(SHORT EXERCISE) What is the number of lines in these entries that contain "name"? State it alone.
——
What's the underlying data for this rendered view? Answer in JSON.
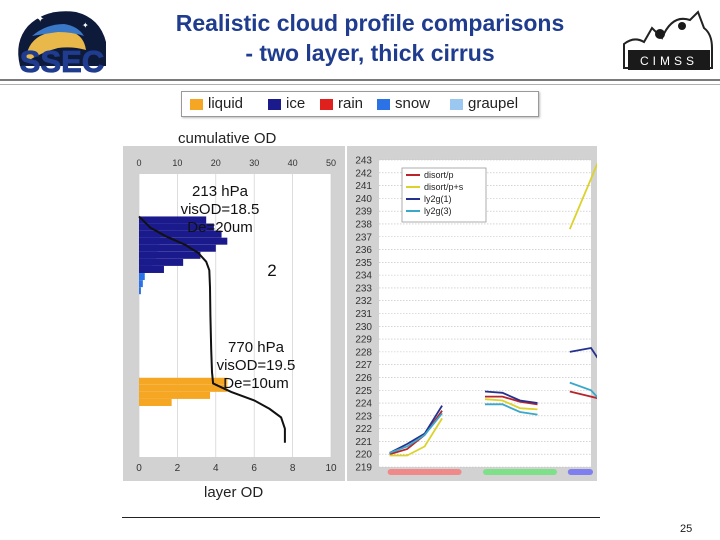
{
  "title": {
    "line1": "Realistic cloud profile comparisons",
    "line2": "- two layer, thick cirrus"
  },
  "logos": {
    "left_text": "SSEC",
    "right_text": "CIMSS"
  },
  "legend": [
    {
      "label": "liquid",
      "color": "#f5a623"
    },
    {
      "label": "ice",
      "color": "#1a1a8c"
    },
    {
      "label": "rain",
      "color": "#e0201c"
    },
    {
      "label": "snow",
      "color": "#2a72e5"
    },
    {
      "label": "graupel",
      "color": "#9ac8f0"
    }
  ],
  "colors": {
    "liquid": "#f5a623",
    "ice": "#1a1a8c",
    "rain": "#e0201c",
    "snow": "#2a72e5",
    "graupel": "#9ac8f0"
  },
  "cumulative_label": "cumulative OD",
  "layer_label": "layer OD",
  "page_number": "25",
  "chart_data": [
    {
      "type": "bar",
      "title": "",
      "top_axis_label": "cumulative OD",
      "bottom_axis_label": "layer OD",
      "top_ticks": [
        "0",
        "10",
        "20",
        "30",
        "40",
        "50"
      ],
      "bottom_ticks": [
        "0",
        "2",
        "4",
        "6",
        "8",
        "10"
      ],
      "top_range": [
        0,
        50
      ],
      "bottom_range": [
        0,
        10
      ],
      "annotations": [
        {
          "lines": [
            "213 hPa",
            "visOD=18.5",
            "De=20um"
          ]
        },
        {
          "lines": [
            "770 hPa",
            "visOD=19.5",
            "De=10um"
          ]
        }
      ],
      "marker_text": "2",
      "ice_bars": [
        {
          "level": 0.15,
          "value": 3.5
        },
        {
          "level": 0.175,
          "value": 3.9
        },
        {
          "level": 0.2,
          "value": 4.3
        },
        {
          "level": 0.225,
          "value": 4.6
        },
        {
          "level": 0.25,
          "value": 4.0
        },
        {
          "level": 0.275,
          "value": 3.2
        },
        {
          "level": 0.3,
          "value": 2.3
        },
        {
          "level": 0.325,
          "value": 1.3
        }
      ],
      "snow_bars": [
        {
          "level": 0.225,
          "value": 1.1
        },
        {
          "level": 0.25,
          "value": 1.0
        },
        {
          "level": 0.275,
          "value": 0.9
        },
        {
          "level": 0.3,
          "value": 0.7
        },
        {
          "level": 0.325,
          "value": 0.5
        },
        {
          "level": 0.35,
          "value": 0.3
        },
        {
          "level": 0.375,
          "value": 0.2
        },
        {
          "level": 0.4,
          "value": 0.1
        }
      ],
      "liquid_bars": [
        {
          "level": 0.72,
          "value": 4.6
        },
        {
          "level": 0.745,
          "value": 4.6
        },
        {
          "level": 0.77,
          "value": 3.7
        },
        {
          "level": 0.795,
          "value": 1.7
        }
      ],
      "cumulative_curve": [
        [
          0,
          0.15
        ],
        [
          3,
          0.19
        ],
        [
          7,
          0.22
        ],
        [
          12,
          0.25
        ],
        [
          15.5,
          0.28
        ],
        [
          17.5,
          0.31
        ],
        [
          18.3,
          0.34
        ],
        [
          18.5,
          0.4
        ],
        [
          18.6,
          0.5
        ],
        [
          18.8,
          0.62
        ],
        [
          19.0,
          0.7
        ],
        [
          19.3,
          0.74
        ],
        [
          24,
          0.77
        ],
        [
          30,
          0.8
        ],
        [
          34,
          0.83
        ],
        [
          37,
          0.86
        ],
        [
          38,
          0.9
        ],
        [
          38,
          0.95
        ]
      ]
    },
    {
      "type": "line",
      "title": "",
      "y_ticks": [
        "243",
        "242",
        "241",
        "240",
        "239",
        "238",
        "237",
        "236",
        "235",
        "234",
        "233",
        "232",
        "231",
        "230",
        "229",
        "228",
        "227",
        "226",
        "225",
        "224",
        "223",
        "222",
        "221",
        "220",
        "219"
      ],
      "y_range": [
        219,
        243
      ],
      "series": [
        {
          "name": "disort/p",
          "color": "#b8242a"
        },
        {
          "name": "disort/p+s",
          "color": "#ddd22a"
        },
        {
          "name": "ly2g(1)",
          "color": "#25318f"
        },
        {
          "name": "ly2g(3)",
          "color": "#3aa8c8"
        }
      ],
      "groups": [
        {
          "x_start": 0.05,
          "x_end": 0.38,
          "bar_color": "#f08a8a",
          "lines": [
            {
              "series": 0,
              "values": [
                220.0,
                220.4,
                221.5,
                223.4
              ]
            },
            {
              "series": 1,
              "values": [
                219.9,
                219.9,
                220.6,
                222.8
              ]
            },
            {
              "series": 2,
              "values": [
                220.1,
                220.8,
                221.6,
                223.8
              ]
            },
            {
              "series": 3,
              "values": [
                220.1,
                220.6,
                221.5,
                223.2
              ]
            }
          ]
        },
        {
          "x_start": 0.5,
          "x_end": 0.83,
          "bar_color": "#7fe08a",
          "lines": [
            {
              "series": 0,
              "values": [
                224.5,
                224.5,
                224.1,
                223.9
              ]
            },
            {
              "series": 1,
              "values": [
                224.3,
                224.2,
                223.6,
                223.5
              ]
            },
            {
              "series": 2,
              "values": [
                224.9,
                224.8,
                224.2,
                224.0
              ]
            },
            {
              "series": 3,
              "values": [
                223.9,
                223.9,
                223.3,
                223.1
              ]
            }
          ]
        },
        {
          "x_start": 0.9,
          "x_end": 1.2,
          "bar_color": "#7f7ff0",
          "lines": [
            {
              "series": 0,
              "values": [
                224.9,
                224.3
              ]
            },
            {
              "series": 1,
              "values": [
                237.6,
                243.5
              ]
            },
            {
              "series": 2,
              "values": [
                228.0,
                228.3,
                225.8
              ]
            },
            {
              "series": 3,
              "values": [
                225.6,
                225.0,
                223.2
              ]
            }
          ]
        }
      ]
    }
  ]
}
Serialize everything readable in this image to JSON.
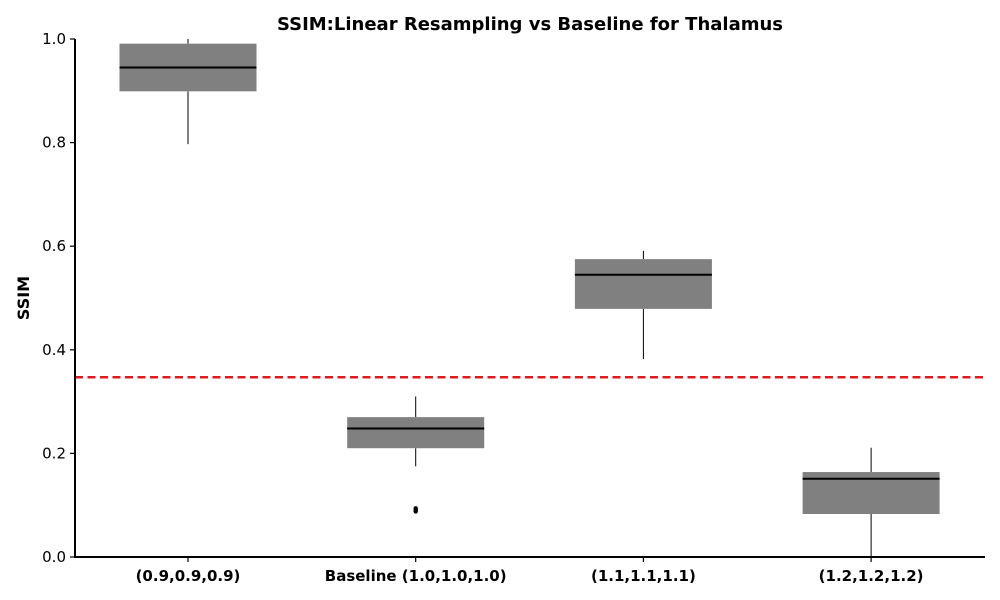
{
  "chart_data": {
    "type": "box",
    "title": "SSIM:Linear Resampling vs Baseline for Thalamus",
    "xlabel": "",
    "ylabel": "SSIM",
    "ylim": [
      0.0,
      1.0
    ],
    "yticks": [
      0.0,
      0.2,
      0.4,
      0.6,
      0.8,
      1.0
    ],
    "ytick_labels": [
      "0.0",
      "0.2",
      "0.4",
      "0.6",
      "0.8",
      "1.0"
    ],
    "grid": false,
    "categories": [
      "(0.9,0.9,0.9)",
      "Baseline (1.0,1.0,1.0)",
      "(1.1,1.1,1.1)",
      "(1.2,1.2,1.2)"
    ],
    "boxes": [
      {
        "whisker_low": 0.797,
        "q1": 0.899,
        "median": 0.945,
        "q3": 0.991,
        "whisker_high": 1.0,
        "outliers": []
      },
      {
        "whisker_low": 0.175,
        "q1": 0.21,
        "median": 0.248,
        "q3": 0.27,
        "whisker_high": 0.31,
        "outliers": [
          0.088,
          0.091,
          0.094
        ]
      },
      {
        "whisker_low": 0.382,
        "q1": 0.479,
        "median": 0.545,
        "q3": 0.575,
        "whisker_high": 0.591,
        "outliers": []
      },
      {
        "whisker_low": 0.0,
        "q1": 0.083,
        "median": 0.151,
        "q3": 0.164,
        "whisker_high": 0.211,
        "outliers": []
      }
    ],
    "reference_line": {
      "y": 0.347,
      "color": "#e31a1c",
      "style": "dashed"
    },
    "box_color": "#808080",
    "median_color": "#000000"
  }
}
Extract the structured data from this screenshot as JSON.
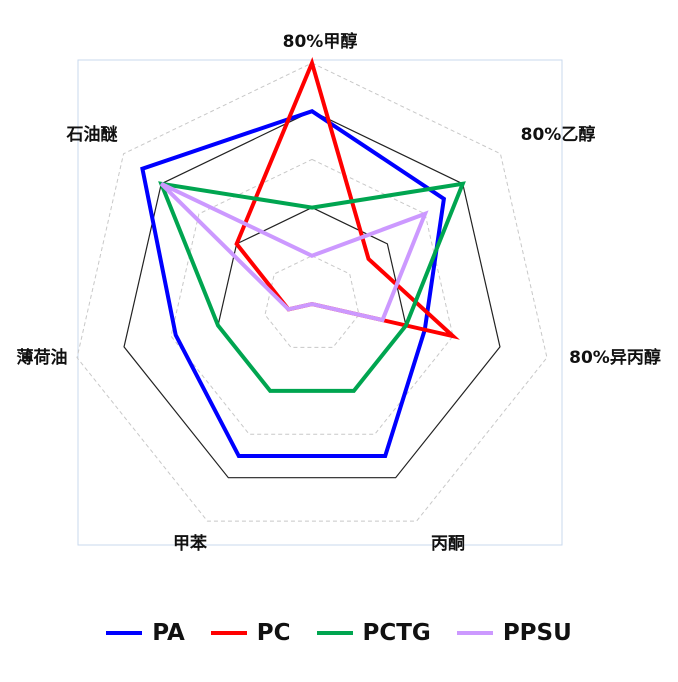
{
  "chart_data": {
    "type": "radar",
    "title": "",
    "axes": [
      "80%甲醇",
      "80%乙醇",
      "80%异丙醇",
      "丙酮",
      "甲苯",
      "薄荷油",
      "石油醚"
    ],
    "range": [
      0,
      5
    ],
    "rings": 5,
    "grid": true,
    "legend_position": "bottom",
    "series": [
      {
        "name": "PA",
        "color": "#0000ff",
        "values": [
          4,
          3.5,
          2.4,
          3.5,
          3.5,
          2.9,
          4.5
        ]
      },
      {
        "name": "PC",
        "color": "#ff0000",
        "values": [
          5,
          1.5,
          3,
          0,
          0,
          0.5,
          2
        ]
      },
      {
        "name": "PCTG",
        "color": "#00a550",
        "values": [
          2,
          4,
          2,
          2,
          2,
          2,
          4
        ]
      },
      {
        "name": "PPSU",
        "color": "#cc99ff",
        "values": [
          1,
          3,
          1.5,
          0,
          0,
          0.5,
          4
        ]
      }
    ]
  }
}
——
(REPLY) 8